▶ **The exercise**
Write out the whole of the material exactly.

Data items:
--------------------------------

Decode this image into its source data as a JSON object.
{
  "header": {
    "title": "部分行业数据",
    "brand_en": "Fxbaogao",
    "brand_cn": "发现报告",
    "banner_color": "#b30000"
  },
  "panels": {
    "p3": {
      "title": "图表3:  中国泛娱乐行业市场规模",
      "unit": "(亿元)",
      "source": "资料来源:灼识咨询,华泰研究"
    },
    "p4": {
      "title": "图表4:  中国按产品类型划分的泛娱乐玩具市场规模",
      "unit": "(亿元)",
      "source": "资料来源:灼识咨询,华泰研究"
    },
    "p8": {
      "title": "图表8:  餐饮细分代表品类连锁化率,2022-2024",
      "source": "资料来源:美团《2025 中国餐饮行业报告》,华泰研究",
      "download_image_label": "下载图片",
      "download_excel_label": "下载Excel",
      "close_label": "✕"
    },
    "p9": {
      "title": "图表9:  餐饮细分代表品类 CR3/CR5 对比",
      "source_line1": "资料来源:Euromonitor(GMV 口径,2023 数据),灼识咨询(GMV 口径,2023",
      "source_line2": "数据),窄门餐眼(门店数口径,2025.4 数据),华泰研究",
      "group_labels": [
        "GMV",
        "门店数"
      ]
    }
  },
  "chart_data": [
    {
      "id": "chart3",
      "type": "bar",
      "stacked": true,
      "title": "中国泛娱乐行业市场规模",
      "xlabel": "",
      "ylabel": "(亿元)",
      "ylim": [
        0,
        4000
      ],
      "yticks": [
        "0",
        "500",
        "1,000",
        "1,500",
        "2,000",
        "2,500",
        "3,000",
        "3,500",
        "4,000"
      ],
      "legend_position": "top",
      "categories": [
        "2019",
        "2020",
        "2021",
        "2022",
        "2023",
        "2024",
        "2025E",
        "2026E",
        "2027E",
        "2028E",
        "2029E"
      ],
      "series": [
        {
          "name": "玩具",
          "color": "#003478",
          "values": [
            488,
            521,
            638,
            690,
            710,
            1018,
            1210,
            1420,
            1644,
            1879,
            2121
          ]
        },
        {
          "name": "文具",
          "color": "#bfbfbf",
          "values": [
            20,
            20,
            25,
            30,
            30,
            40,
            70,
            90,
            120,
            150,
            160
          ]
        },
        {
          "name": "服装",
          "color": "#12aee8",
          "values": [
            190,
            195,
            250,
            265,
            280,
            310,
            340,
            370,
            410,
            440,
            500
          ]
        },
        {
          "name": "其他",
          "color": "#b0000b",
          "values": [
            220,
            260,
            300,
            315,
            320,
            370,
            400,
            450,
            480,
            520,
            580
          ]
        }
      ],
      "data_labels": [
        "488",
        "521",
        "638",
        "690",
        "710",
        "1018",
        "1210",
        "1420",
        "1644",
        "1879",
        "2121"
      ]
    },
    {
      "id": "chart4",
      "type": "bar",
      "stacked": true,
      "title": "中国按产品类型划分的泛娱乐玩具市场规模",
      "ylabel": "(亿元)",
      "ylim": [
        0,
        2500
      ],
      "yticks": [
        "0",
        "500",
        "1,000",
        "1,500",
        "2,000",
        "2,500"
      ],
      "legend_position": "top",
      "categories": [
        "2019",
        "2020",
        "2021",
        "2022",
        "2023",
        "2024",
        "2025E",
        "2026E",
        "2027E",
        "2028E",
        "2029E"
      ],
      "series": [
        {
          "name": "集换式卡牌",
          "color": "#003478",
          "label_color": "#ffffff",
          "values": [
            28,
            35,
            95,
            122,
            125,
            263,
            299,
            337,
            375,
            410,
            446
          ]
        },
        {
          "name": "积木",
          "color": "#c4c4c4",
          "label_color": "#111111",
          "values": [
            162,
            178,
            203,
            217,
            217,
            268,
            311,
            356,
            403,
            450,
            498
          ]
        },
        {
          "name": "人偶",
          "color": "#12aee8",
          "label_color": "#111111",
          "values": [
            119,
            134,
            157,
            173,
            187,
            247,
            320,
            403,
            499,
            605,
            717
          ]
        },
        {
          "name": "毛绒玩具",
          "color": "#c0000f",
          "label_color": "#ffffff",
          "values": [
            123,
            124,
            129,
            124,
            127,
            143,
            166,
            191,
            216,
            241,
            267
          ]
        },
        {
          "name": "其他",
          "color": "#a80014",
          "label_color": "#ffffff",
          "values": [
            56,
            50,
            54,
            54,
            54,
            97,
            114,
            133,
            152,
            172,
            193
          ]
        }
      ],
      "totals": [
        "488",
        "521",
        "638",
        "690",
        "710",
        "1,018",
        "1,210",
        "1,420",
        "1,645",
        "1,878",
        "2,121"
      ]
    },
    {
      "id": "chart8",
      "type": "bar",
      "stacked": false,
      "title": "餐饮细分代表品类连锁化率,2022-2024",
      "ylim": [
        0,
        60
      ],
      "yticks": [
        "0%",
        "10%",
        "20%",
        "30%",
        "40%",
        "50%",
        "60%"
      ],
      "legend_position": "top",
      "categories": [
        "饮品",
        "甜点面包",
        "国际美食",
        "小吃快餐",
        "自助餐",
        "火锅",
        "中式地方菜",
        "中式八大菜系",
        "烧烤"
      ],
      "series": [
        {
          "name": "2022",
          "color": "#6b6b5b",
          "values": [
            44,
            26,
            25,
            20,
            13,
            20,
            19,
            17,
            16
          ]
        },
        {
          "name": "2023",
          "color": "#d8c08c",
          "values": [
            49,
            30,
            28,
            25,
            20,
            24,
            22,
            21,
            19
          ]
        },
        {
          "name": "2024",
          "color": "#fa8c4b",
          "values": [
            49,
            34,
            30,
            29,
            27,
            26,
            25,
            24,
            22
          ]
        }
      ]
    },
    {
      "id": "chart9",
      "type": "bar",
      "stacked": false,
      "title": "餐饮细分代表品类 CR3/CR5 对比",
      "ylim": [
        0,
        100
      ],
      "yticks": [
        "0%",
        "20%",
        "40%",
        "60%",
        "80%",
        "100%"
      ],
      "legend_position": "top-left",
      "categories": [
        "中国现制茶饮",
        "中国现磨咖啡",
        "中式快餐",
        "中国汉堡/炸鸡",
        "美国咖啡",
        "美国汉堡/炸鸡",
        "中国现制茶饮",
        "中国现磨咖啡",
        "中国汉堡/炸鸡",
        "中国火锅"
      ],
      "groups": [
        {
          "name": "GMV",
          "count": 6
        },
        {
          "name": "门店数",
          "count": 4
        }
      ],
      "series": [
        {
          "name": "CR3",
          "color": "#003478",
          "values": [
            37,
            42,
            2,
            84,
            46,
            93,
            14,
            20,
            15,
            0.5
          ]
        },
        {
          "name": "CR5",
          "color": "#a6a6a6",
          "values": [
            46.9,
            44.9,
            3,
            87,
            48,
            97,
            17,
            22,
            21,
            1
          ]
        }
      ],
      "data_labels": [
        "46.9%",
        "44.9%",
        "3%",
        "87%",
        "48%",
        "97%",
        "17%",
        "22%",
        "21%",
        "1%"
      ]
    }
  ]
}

--------------------------------

▶ **The solution**
Decode this image into its source data as a JSON object.
{
  "header": {
    "title": "部分行业数据",
    "brand_en": "Fxbaogao",
    "brand_cn": "发现报告",
    "banner_color": "#b30000"
  },
  "panels": {
    "p3": {
      "title": "图表3:  中国泛娱乐行业市场规模",
      "unit": "(亿元)",
      "source": "资料来源:灼识咨询,华泰研究"
    },
    "p4": {
      "title": "图表4:  中国按产品类型划分的泛娱乐玩具市场规模",
      "unit": "(亿元)",
      "source": "资料来源:灼识咨询,华泰研究"
    },
    "p8": {
      "title": "图表8:  餐饮细分代表品类连锁化率,2022-2024",
      "source": "资料来源:美团《2025 中国餐饮行业报告》,华泰研究",
      "download_image_label": "下载图片",
      "download_excel_label": "下载Excel",
      "close_label": "✕"
    },
    "p9": {
      "title": "图表9:  餐饮细分代表品类 CR3/CR5 对比",
      "source_line1": "资料来源:Euromonitor(GMV 口径,2023 数据),灼识咨询(GMV 口径,2023",
      "source_line2": "数据),窄门餐眼(门店数口径,2025.4 数据),华泰研究",
      "group_labels": [
        "GMV",
        "门店数"
      ]
    }
  },
  "chart_data": [
    {
      "id": "chart3",
      "type": "bar",
      "stacked": true,
      "title": "中国泛娱乐行业市场规模",
      "xlabel": "",
      "ylabel": "(亿元)",
      "ylim": [
        0,
        4000
      ],
      "yticks": [
        "0",
        "500",
        "1,000",
        "1,500",
        "2,000",
        "2,500",
        "3,000",
        "3,500",
        "4,000"
      ],
      "legend_position": "top",
      "categories": [
        "2019",
        "2020",
        "2021",
        "2022",
        "2023",
        "2024",
        "2025E",
        "2026E",
        "2027E",
        "2028E",
        "2029E"
      ],
      "series": [
        {
          "name": "玩具",
          "color": "#003478",
          "values": [
            488,
            521,
            638,
            690,
            710,
            1018,
            1210,
            1420,
            1644,
            1879,
            2121
          ]
        },
        {
          "name": "文具",
          "color": "#bfbfbf",
          "values": [
            20,
            20,
            25,
            30,
            30,
            40,
            70,
            90,
            120,
            150,
            160
          ]
        },
        {
          "name": "服装",
          "color": "#12aee8",
          "values": [
            190,
            195,
            250,
            265,
            280,
            310,
            340,
            370,
            410,
            440,
            500
          ]
        },
        {
          "name": "其他",
          "color": "#b0000b",
          "values": [
            220,
            260,
            300,
            315,
            320,
            370,
            400,
            450,
            480,
            520,
            580
          ]
        }
      ],
      "data_labels": [
        "488",
        "521",
        "638",
        "690",
        "710",
        "1018",
        "1210",
        "1420",
        "1644",
        "1879",
        "2121"
      ]
    },
    {
      "id": "chart4",
      "type": "bar",
      "stacked": true,
      "title": "中国按产品类型划分的泛娱乐玩具市场规模",
      "ylabel": "(亿元)",
      "ylim": [
        0,
        2500
      ],
      "yticks": [
        "0",
        "500",
        "1,000",
        "1,500",
        "2,000",
        "2,500"
      ],
      "legend_position": "top",
      "categories": [
        "2019",
        "2020",
        "2021",
        "2022",
        "2023",
        "2024",
        "2025E",
        "2026E",
        "2027E",
        "2028E",
        "2029E"
      ],
      "series": [
        {
          "name": "集换式卡牌",
          "color": "#003478",
          "label_color": "#ffffff",
          "values": [
            28,
            35,
            95,
            122,
            125,
            263,
            299,
            337,
            375,
            410,
            446
          ]
        },
        {
          "name": "积木",
          "color": "#c4c4c4",
          "label_color": "#111111",
          "values": [
            162,
            178,
            203,
            217,
            217,
            268,
            311,
            356,
            403,
            450,
            498
          ]
        },
        {
          "name": "人偶",
          "color": "#12aee8",
          "label_color": "#111111",
          "values": [
            119,
            134,
            157,
            173,
            187,
            247,
            320,
            403,
            499,
            605,
            717
          ]
        },
        {
          "name": "毛绒玩具",
          "color": "#c0000f",
          "label_color": "#ffffff",
          "values": [
            123,
            124,
            129,
            124,
            127,
            143,
            166,
            191,
            216,
            241,
            267
          ]
        },
        {
          "name": "其他",
          "color": "#a80014",
          "label_color": "#ffffff",
          "values": [
            56,
            50,
            54,
            54,
            54,
            97,
            114,
            133,
            152,
            172,
            193
          ]
        }
      ],
      "totals": [
        "488",
        "521",
        "638",
        "690",
        "710",
        "1,018",
        "1,210",
        "1,420",
        "1,645",
        "1,878",
        "2,121"
      ]
    },
    {
      "id": "chart8",
      "type": "bar",
      "stacked": false,
      "title": "餐饮细分代表品类连锁化率,2022-2024",
      "ylim": [
        0,
        60
      ],
      "yticks": [
        "0%",
        "10%",
        "20%",
        "30%",
        "40%",
        "50%",
        "60%"
      ],
      "legend_position": "top",
      "categories": [
        "饮品",
        "甜点面包",
        "国际美食",
        "小吃快餐",
        "自助餐",
        "火锅",
        "中式地方菜",
        "中式八大菜系",
        "烧烤"
      ],
      "series": [
        {
          "name": "2022",
          "color": "#6b6b5b",
          "values": [
            44,
            26,
            25,
            20,
            13,
            20,
            19,
            17,
            16
          ]
        },
        {
          "name": "2023",
          "color": "#d8c08c",
          "values": [
            49,
            30,
            28,
            25,
            20,
            24,
            22,
            21,
            19
          ]
        },
        {
          "name": "2024",
          "color": "#fa8c4b",
          "values": [
            49,
            34,
            30,
            29,
            27,
            26,
            25,
            24,
            22
          ]
        }
      ]
    },
    {
      "id": "chart9",
      "type": "bar",
      "stacked": false,
      "title": "餐饮细分代表品类 CR3/CR5 对比",
      "ylim": [
        0,
        100
      ],
      "yticks": [
        "0%",
        "20%",
        "40%",
        "60%",
        "80%",
        "100%"
      ],
      "legend_position": "top-left",
      "categories": [
        "中国现制茶饮",
        "中国现磨咖啡",
        "中式快餐",
        "中国汉堡/炸鸡",
        "美国咖啡",
        "美国汉堡/炸鸡",
        "中国现制茶饮",
        "中国现磨咖啡",
        "中国汉堡/炸鸡",
        "中国火锅"
      ],
      "groups": [
        {
          "name": "GMV",
          "count": 6
        },
        {
          "name": "门店数",
          "count": 4
        }
      ],
      "series": [
        {
          "name": "CR3",
          "color": "#003478",
          "values": [
            37,
            42,
            2,
            84,
            46,
            93,
            14,
            20,
            15,
            0.5
          ]
        },
        {
          "name": "CR5",
          "color": "#a6a6a6",
          "values": [
            46.9,
            44.9,
            3,
            87,
            48,
            97,
            17,
            22,
            21,
            1
          ]
        }
      ],
      "data_labels": [
        "46.9%",
        "44.9%",
        "3%",
        "87%",
        "48%",
        "97%",
        "17%",
        "22%",
        "21%",
        "1%"
      ]
    }
  ]
}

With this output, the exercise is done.